**PROBLEM STATEMENT:** Copy every line in which the string "JSON" occurs.

**INPUT DATA:**

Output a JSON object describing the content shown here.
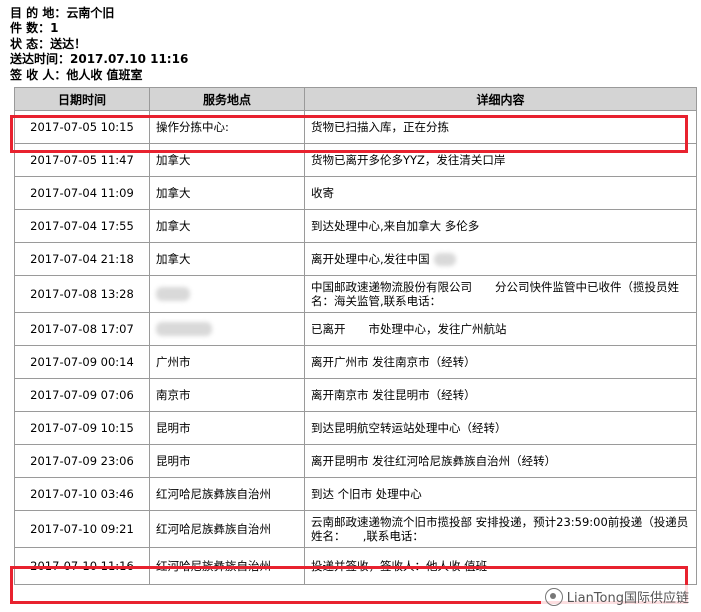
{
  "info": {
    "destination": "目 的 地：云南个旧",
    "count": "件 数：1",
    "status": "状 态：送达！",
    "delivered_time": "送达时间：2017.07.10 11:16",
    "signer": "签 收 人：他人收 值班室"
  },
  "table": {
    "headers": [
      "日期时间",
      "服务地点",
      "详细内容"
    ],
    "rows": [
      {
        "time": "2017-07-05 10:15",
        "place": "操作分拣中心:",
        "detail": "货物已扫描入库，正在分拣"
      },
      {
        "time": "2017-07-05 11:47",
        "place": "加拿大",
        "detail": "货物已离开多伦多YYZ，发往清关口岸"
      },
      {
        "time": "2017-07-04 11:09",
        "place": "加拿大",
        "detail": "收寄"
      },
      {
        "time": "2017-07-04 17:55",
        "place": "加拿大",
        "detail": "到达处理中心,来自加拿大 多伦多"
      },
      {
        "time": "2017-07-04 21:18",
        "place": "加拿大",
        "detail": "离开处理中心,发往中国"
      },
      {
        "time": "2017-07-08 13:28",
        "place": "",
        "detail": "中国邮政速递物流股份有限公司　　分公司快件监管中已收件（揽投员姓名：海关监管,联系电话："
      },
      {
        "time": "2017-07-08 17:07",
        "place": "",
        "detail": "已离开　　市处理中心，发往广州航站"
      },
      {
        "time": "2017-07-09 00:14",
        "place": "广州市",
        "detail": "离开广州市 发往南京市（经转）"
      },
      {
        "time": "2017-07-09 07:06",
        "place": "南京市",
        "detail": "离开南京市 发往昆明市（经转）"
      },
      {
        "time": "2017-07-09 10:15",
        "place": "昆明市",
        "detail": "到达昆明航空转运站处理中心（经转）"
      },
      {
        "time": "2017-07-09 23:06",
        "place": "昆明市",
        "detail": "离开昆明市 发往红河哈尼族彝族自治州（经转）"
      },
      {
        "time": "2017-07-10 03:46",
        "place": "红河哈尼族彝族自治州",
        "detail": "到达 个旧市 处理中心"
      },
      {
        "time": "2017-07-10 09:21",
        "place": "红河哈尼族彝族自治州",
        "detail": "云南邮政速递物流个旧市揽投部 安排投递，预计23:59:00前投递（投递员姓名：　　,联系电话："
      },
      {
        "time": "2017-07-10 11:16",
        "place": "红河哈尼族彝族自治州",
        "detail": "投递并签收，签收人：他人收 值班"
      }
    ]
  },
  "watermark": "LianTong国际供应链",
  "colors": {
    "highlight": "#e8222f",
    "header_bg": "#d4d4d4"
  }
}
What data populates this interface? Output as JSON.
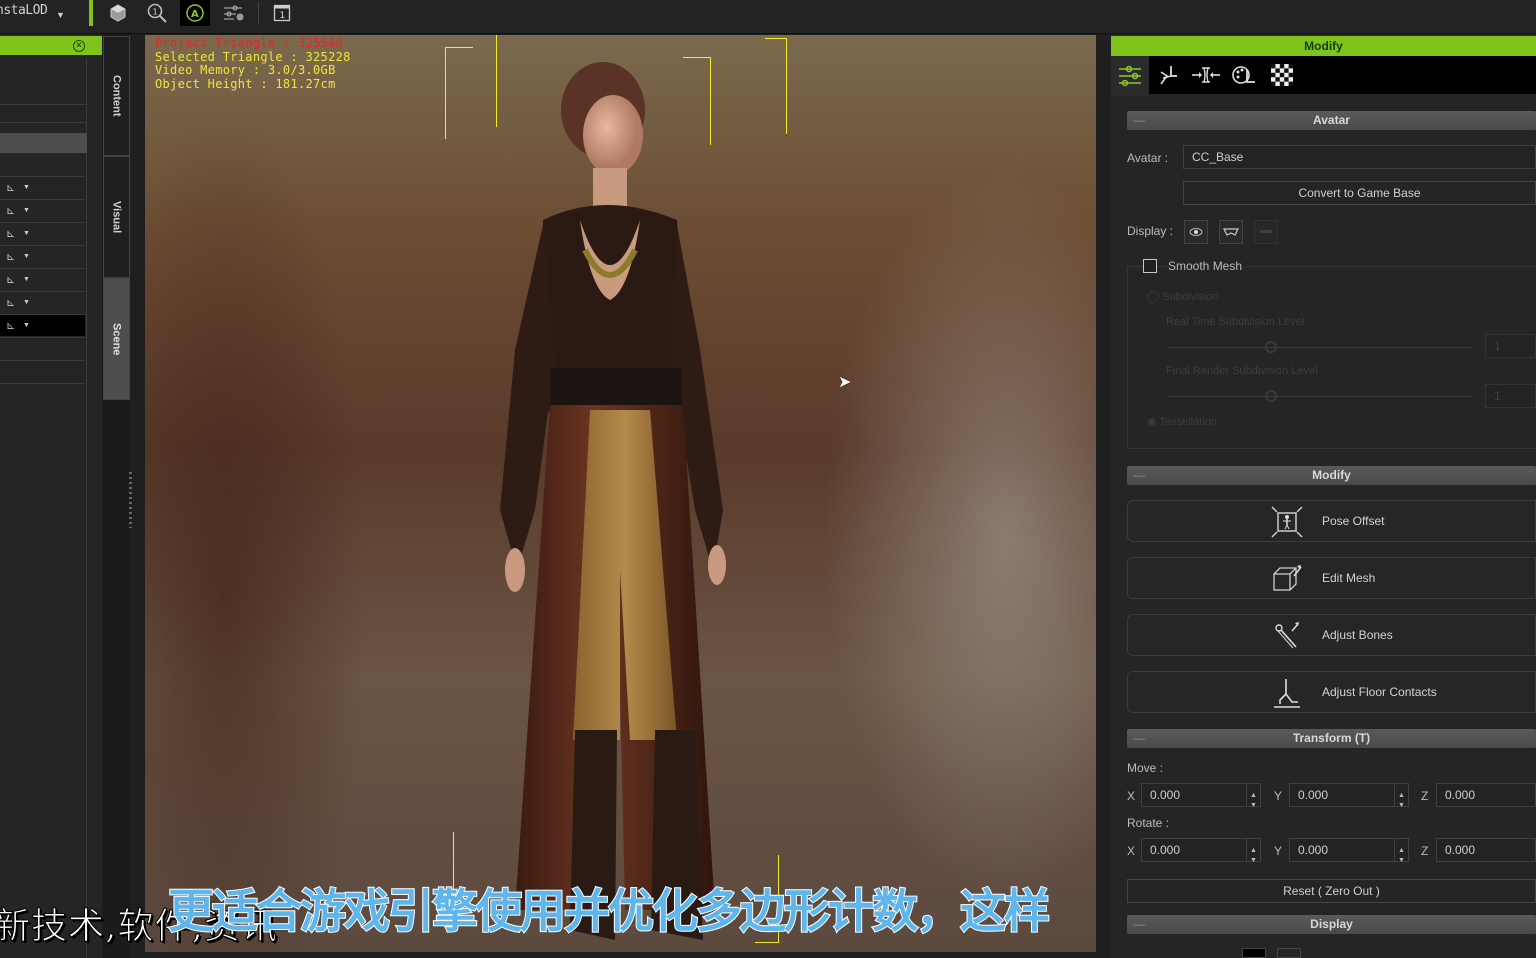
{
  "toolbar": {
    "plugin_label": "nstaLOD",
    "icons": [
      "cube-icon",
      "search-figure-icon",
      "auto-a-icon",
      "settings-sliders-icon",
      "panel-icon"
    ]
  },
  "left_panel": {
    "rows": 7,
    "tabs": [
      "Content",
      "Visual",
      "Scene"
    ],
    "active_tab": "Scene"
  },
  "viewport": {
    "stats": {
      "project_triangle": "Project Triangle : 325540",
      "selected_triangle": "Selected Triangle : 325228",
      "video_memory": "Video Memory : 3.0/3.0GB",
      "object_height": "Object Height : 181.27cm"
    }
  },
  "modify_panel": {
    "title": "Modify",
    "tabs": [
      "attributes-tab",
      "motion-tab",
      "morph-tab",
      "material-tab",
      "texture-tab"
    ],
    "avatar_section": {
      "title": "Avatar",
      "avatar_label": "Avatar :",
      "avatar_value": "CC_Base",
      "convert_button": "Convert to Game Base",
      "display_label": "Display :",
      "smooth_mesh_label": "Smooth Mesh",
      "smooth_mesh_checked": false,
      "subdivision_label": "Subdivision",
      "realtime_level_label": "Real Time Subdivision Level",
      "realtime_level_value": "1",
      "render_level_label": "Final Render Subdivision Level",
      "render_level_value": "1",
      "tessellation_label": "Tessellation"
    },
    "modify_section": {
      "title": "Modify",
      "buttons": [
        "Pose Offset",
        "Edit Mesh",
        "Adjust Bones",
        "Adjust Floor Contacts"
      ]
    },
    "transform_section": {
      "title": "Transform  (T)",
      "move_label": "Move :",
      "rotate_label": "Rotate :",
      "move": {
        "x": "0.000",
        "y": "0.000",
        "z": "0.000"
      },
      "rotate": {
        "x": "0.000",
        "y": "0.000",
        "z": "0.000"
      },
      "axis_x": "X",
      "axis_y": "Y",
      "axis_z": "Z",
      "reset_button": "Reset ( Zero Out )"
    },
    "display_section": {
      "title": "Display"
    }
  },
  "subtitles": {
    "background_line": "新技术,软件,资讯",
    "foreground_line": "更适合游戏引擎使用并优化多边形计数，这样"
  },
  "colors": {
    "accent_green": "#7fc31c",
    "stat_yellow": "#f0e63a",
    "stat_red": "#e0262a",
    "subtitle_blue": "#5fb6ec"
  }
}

**FINISHED EXERCISE:**
Output a JSON object describing the content shown here.
What data populates this interface? Output as JSON.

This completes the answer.